**WRITTEN TASKS:**
1. Reproduce the passage of the ALDI packaging article from "When ALDI entered" up to and including "containing microbeads from their stores.", with no changes.
2. Carry on the ALDI packaging article from its last sentence, writing what comes next.

— START EXTRACT —

Packaging progress: ALDI

Daniel Baker, ALDI Australia’s Corporate Responsibility Director, explains the company’s new packaging commitments and the complexities of the grocery supply chain.

When ALDI entered the Australian market in 2001, the concept of not offering single-use plastic bags was novel. By 2019, Coles, Woolworths and IGA had all followed suit.

Daniel Baker, ALDI Australia Corporate Responsibility Director, says over 18 years of not providing single-use plastic bags has diverted 40,000 tonnes of plastic from the environment. He adds that this is one of many effective choices in the company’s history of sustainability and waste reduction.

In 2013, ALDI became the first supermarket to offer a national battery recycling scheme and, to date, has recycled 356 tonnes of battery waste. Additionally, in 2018 the company banned all products containing microbeads from their stores.

Progressing ALDI’s history of waste reduction and recycling was a driving force behind the company’s recent commitment to a range of ambitious packaging targets, the cornerstone of which is a 25 per cent reduction in packaging by 2025.

— END EXTRACT —
— START DATA LINES —

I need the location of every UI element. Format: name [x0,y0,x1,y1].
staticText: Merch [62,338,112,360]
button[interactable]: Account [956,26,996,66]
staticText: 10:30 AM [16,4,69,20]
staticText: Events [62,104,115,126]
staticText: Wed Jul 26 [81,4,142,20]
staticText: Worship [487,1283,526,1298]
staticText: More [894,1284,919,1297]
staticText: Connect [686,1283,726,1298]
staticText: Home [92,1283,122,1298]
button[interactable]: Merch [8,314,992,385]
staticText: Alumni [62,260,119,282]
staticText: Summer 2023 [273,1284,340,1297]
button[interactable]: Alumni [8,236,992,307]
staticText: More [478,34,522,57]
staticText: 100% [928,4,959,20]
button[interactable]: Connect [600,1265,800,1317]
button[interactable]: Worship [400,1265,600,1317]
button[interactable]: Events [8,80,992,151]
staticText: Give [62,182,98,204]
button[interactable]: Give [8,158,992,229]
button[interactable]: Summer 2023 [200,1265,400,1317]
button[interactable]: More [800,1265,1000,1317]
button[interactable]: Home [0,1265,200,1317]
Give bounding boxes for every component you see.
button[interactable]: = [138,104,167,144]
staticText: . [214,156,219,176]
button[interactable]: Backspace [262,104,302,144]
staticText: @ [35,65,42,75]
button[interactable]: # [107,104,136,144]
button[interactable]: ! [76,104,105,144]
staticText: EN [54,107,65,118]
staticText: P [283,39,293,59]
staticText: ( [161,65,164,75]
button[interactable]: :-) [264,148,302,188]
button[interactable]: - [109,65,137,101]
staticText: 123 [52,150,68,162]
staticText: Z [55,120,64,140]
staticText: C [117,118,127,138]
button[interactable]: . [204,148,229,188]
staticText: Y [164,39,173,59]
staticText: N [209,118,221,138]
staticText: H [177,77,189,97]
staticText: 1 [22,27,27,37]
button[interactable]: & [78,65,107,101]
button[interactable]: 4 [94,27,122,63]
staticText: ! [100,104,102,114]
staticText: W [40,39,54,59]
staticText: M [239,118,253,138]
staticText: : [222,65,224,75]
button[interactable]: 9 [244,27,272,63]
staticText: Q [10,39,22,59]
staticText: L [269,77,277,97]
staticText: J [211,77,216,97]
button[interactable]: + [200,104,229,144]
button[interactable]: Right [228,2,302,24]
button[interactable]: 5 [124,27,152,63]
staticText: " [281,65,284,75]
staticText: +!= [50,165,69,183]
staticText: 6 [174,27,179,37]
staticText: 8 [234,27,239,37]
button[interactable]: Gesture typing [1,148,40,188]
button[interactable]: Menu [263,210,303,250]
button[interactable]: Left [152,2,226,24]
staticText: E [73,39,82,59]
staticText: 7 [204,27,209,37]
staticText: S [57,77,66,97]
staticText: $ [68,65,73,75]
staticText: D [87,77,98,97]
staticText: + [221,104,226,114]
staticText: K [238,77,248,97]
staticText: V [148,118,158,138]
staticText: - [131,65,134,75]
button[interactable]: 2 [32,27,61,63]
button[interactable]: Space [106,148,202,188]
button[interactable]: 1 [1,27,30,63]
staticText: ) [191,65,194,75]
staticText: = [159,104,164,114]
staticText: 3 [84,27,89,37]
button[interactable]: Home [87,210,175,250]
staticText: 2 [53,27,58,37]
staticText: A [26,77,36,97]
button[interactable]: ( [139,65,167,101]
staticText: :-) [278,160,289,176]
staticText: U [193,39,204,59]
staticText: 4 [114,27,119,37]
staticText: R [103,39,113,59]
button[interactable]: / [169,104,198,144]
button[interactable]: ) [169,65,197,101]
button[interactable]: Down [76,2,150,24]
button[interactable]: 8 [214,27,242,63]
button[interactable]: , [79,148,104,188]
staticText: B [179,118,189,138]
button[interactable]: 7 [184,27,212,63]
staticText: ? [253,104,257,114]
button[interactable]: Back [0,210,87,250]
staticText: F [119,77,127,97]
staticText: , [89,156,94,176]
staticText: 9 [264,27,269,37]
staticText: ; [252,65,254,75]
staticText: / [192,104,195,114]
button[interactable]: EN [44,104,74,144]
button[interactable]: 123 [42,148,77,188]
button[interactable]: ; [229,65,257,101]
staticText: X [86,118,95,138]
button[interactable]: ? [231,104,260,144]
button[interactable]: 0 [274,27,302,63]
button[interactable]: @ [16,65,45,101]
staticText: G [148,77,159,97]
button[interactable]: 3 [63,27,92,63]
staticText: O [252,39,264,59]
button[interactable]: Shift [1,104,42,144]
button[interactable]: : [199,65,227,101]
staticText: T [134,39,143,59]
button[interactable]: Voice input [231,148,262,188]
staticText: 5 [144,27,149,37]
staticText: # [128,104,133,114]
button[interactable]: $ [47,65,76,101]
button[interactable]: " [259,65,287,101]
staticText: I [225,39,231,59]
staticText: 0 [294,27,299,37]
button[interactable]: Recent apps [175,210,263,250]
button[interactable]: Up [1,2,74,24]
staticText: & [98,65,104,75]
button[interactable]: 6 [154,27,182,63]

— END DATA LINES —

**SET OF ANSWERS:**
1.
When ALDI entered the Australian market in 2001, the concept of not offering single-use plastic bags was novel. By 2019, Coles, Woolworths and IGA had all followed suit.

Daniel Baker, ALDI Australia Corporate Responsibility Director, says over 18 years of not providing single-use plastic bags has diverted 40,000 tonnes of plastic from the environment. He adds that this is one of many effective choices in the company’s history of sustainability and waste reduction.

In 2013, ALDI became the first supermarket to offer a national battery recycling scheme and, to date, has recycled 356 tonnes of battery waste. Additionally, in 2018 the company banned all products containing microbeads from their stores.

2.
The issue of supermarkets and unnecessary plastic packaging is a familiar one, and while the rise is often attributed to demand for grab and go options, public opinion appears to favour cutting back.

According to Daniel, reducing the use of plastic packaging therefore makes environmental and economic sense.

“We are committed to operating responsibly and providing value, without cutting corners or compromising the way we do business,” Daniel says.

“We have a responsibility to our customers, employees, business partners and local community to develop best practice and uphold responsible business practices. We are also a privately-held company, which means there is internal drive to make smart, long-term decisions.”

In addition to a quarter reduction in packaging by 2025, ALDI has committed to phasing out unnecessary single-use plastics by 2020, in line with the National Packaging Targets.

Similarly, Daniel says ALDI will ensure 100 per cent of their exclusive range is reformulated to be recyclable, reusable or compostable by the end
of 2025.

“We’ve also made positive changes to packaging solutions implemented in our stores, including introducing 100 per cent recycled and recyclable packaging for our Green Action Laundry Liquid and Wool Wash, removing over 11 million single-use plastic forks from our noodles bowls and cups and reformulating our zucchini packaging to use 87 per cent less plastic,” Daniel says.

Progression towards these targets will be publicly reported against from 2020.

“This will allow us to track and measure progress, identify what is working and what isn’t and, most importantly, reporting will keep ALDI and its partners on track to progress sustainable solutions,” Daniel explains.

“We recognise our commitments cannot be achieved without building true partnerships with all stakeholders to ensure the necessary changes are made that lead our business into a more sustainable future.”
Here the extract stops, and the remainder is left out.